> _SET TASK_
Return the whole listing, line for line, without the pictures in it.

> _SUPPLIED MATERIAL_
▬▬▬
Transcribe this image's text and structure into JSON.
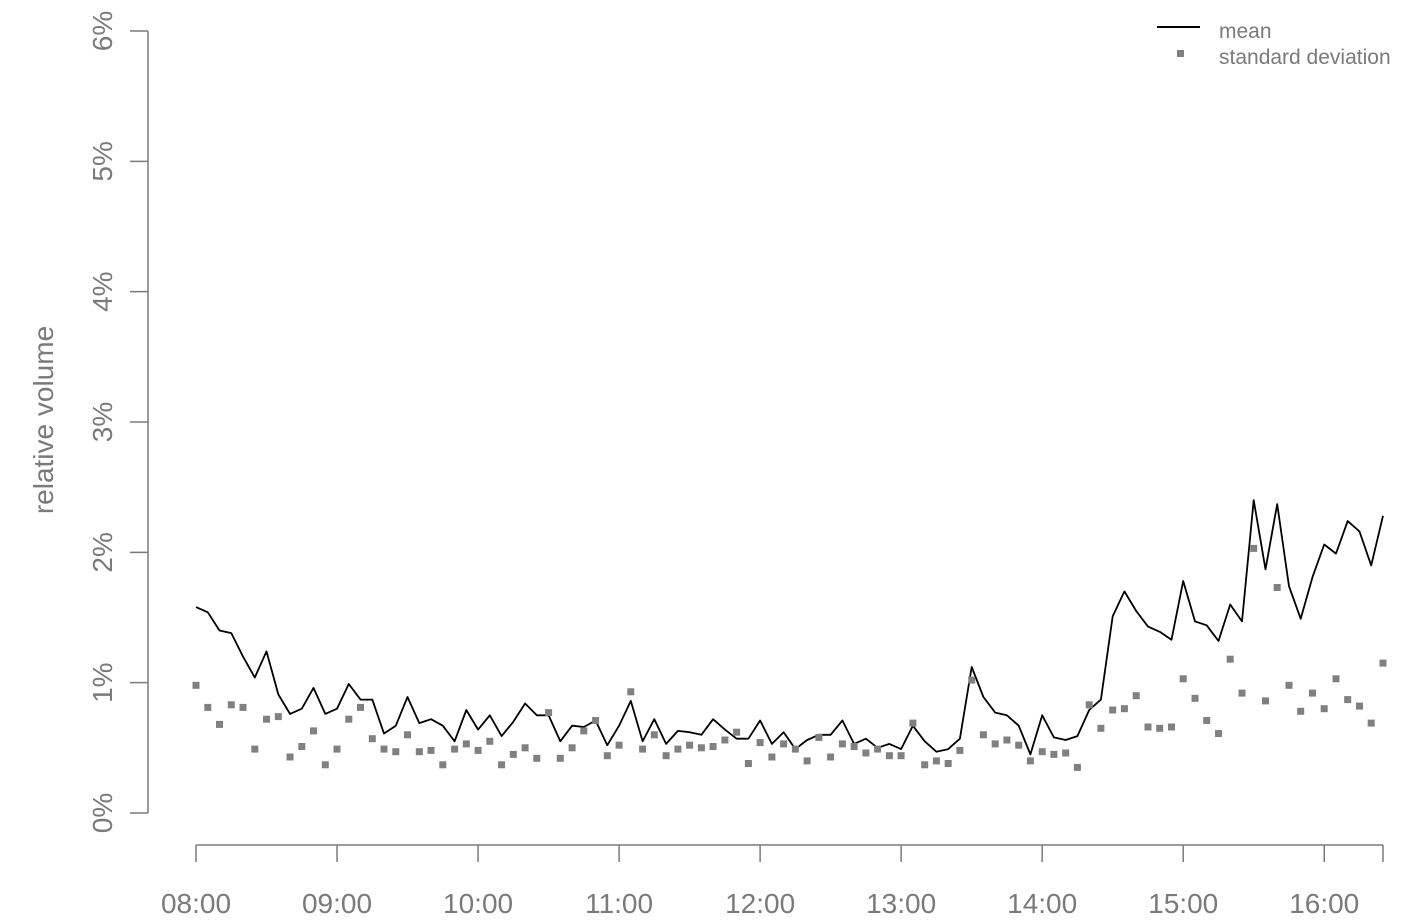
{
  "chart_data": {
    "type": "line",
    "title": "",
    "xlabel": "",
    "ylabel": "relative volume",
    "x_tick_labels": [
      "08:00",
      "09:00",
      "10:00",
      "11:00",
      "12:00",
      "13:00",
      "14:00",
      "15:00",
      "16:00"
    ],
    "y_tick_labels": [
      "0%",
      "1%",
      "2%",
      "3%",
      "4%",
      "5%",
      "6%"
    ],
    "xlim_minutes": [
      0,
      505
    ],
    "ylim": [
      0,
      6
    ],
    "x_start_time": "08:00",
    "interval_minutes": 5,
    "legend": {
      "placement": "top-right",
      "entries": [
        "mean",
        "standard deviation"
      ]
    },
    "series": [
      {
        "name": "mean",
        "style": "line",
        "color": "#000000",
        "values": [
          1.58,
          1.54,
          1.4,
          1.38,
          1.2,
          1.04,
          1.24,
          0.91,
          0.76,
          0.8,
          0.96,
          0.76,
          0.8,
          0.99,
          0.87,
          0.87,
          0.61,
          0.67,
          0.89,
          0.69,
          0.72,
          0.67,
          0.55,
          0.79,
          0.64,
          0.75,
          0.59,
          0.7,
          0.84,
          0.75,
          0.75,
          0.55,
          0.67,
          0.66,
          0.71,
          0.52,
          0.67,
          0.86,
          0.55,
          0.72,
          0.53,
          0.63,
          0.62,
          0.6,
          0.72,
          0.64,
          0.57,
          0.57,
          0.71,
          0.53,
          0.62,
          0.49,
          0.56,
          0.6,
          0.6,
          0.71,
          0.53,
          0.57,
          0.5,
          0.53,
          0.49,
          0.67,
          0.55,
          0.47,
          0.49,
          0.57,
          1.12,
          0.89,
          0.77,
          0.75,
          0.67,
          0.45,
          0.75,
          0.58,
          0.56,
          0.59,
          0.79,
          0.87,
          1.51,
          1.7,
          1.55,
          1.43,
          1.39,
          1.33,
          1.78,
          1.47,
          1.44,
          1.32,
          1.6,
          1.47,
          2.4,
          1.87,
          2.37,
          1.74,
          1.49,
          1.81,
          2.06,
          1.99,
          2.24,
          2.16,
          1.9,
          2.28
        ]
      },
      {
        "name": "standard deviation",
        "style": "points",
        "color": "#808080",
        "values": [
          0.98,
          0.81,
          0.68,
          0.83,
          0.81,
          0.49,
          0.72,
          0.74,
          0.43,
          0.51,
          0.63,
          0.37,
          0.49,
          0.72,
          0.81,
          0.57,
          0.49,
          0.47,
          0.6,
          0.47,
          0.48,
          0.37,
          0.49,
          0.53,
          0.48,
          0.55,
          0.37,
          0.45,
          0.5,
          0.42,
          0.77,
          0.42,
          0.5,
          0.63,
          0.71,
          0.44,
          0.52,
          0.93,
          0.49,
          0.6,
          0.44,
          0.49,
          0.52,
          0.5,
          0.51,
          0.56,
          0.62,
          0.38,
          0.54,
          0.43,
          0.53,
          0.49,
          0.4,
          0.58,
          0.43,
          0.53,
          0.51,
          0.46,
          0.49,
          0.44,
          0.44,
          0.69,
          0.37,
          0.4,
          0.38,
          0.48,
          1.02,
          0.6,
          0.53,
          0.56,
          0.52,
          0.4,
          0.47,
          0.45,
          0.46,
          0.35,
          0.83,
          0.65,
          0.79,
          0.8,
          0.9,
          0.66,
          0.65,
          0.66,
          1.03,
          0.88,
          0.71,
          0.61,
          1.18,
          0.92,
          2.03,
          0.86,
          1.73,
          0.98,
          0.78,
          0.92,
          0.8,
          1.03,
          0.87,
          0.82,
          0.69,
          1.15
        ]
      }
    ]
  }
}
▬▬▬
> _SOLUTION_
Transcribe this image's text and structure into JSON.
{
  "chart_data": {
    "type": "line",
    "title": "",
    "xlabel": "",
    "ylabel": "relative volume",
    "x_tick_labels": [
      "08:00",
      "09:00",
      "10:00",
      "11:00",
      "12:00",
      "13:00",
      "14:00",
      "15:00",
      "16:00"
    ],
    "y_tick_labels": [
      "0%",
      "1%",
      "2%",
      "3%",
      "4%",
      "5%",
      "6%"
    ],
    "xlim_minutes": [
      0,
      505
    ],
    "ylim": [
      0,
      6
    ],
    "x_start_time": "08:00",
    "interval_minutes": 5,
    "legend": {
      "placement": "top-right",
      "entries": [
        "mean",
        "standard deviation"
      ]
    },
    "series": [
      {
        "name": "mean",
        "style": "line",
        "color": "#000000",
        "values": [
          1.58,
          1.54,
          1.4,
          1.38,
          1.2,
          1.04,
          1.24,
          0.91,
          0.76,
          0.8,
          0.96,
          0.76,
          0.8,
          0.99,
          0.87,
          0.87,
          0.61,
          0.67,
          0.89,
          0.69,
          0.72,
          0.67,
          0.55,
          0.79,
          0.64,
          0.75,
          0.59,
          0.7,
          0.84,
          0.75,
          0.75,
          0.55,
          0.67,
          0.66,
          0.71,
          0.52,
          0.67,
          0.86,
          0.55,
          0.72,
          0.53,
          0.63,
          0.62,
          0.6,
          0.72,
          0.64,
          0.57,
          0.57,
          0.71,
          0.53,
          0.62,
          0.49,
          0.56,
          0.6,
          0.6,
          0.71,
          0.53,
          0.57,
          0.5,
          0.53,
          0.49,
          0.67,
          0.55,
          0.47,
          0.49,
          0.57,
          1.12,
          0.89,
          0.77,
          0.75,
          0.67,
          0.45,
          0.75,
          0.58,
          0.56,
          0.59,
          0.79,
          0.87,
          1.51,
          1.7,
          1.55,
          1.43,
          1.39,
          1.33,
          1.78,
          1.47,
          1.44,
          1.32,
          1.6,
          1.47,
          2.4,
          1.87,
          2.37,
          1.74,
          1.49,
          1.81,
          2.06,
          1.99,
          2.24,
          2.16,
          1.9,
          2.28
        ]
      },
      {
        "name": "standard deviation",
        "style": "points",
        "color": "#808080",
        "values": [
          0.98,
          0.81,
          0.68,
          0.83,
          0.81,
          0.49,
          0.72,
          0.74,
          0.43,
          0.51,
          0.63,
          0.37,
          0.49,
          0.72,
          0.81,
          0.57,
          0.49,
          0.47,
          0.6,
          0.47,
          0.48,
          0.37,
          0.49,
          0.53,
          0.48,
          0.55,
          0.37,
          0.45,
          0.5,
          0.42,
          0.77,
          0.42,
          0.5,
          0.63,
          0.71,
          0.44,
          0.52,
          0.93,
          0.49,
          0.6,
          0.44,
          0.49,
          0.52,
          0.5,
          0.51,
          0.56,
          0.62,
          0.38,
          0.54,
          0.43,
          0.53,
          0.49,
          0.4,
          0.58,
          0.43,
          0.53,
          0.51,
          0.46,
          0.49,
          0.44,
          0.44,
          0.69,
          0.37,
          0.4,
          0.38,
          0.48,
          1.02,
          0.6,
          0.53,
          0.56,
          0.52,
          0.4,
          0.47,
          0.45,
          0.46,
          0.35,
          0.83,
          0.65,
          0.79,
          0.8,
          0.9,
          0.66,
          0.65,
          0.66,
          1.03,
          0.88,
          0.71,
          0.61,
          1.18,
          0.92,
          2.03,
          0.86,
          1.73,
          0.98,
          0.78,
          0.92,
          0.8,
          1.03,
          0.87,
          0.82,
          0.69,
          1.15
        ]
      }
    ]
  }
}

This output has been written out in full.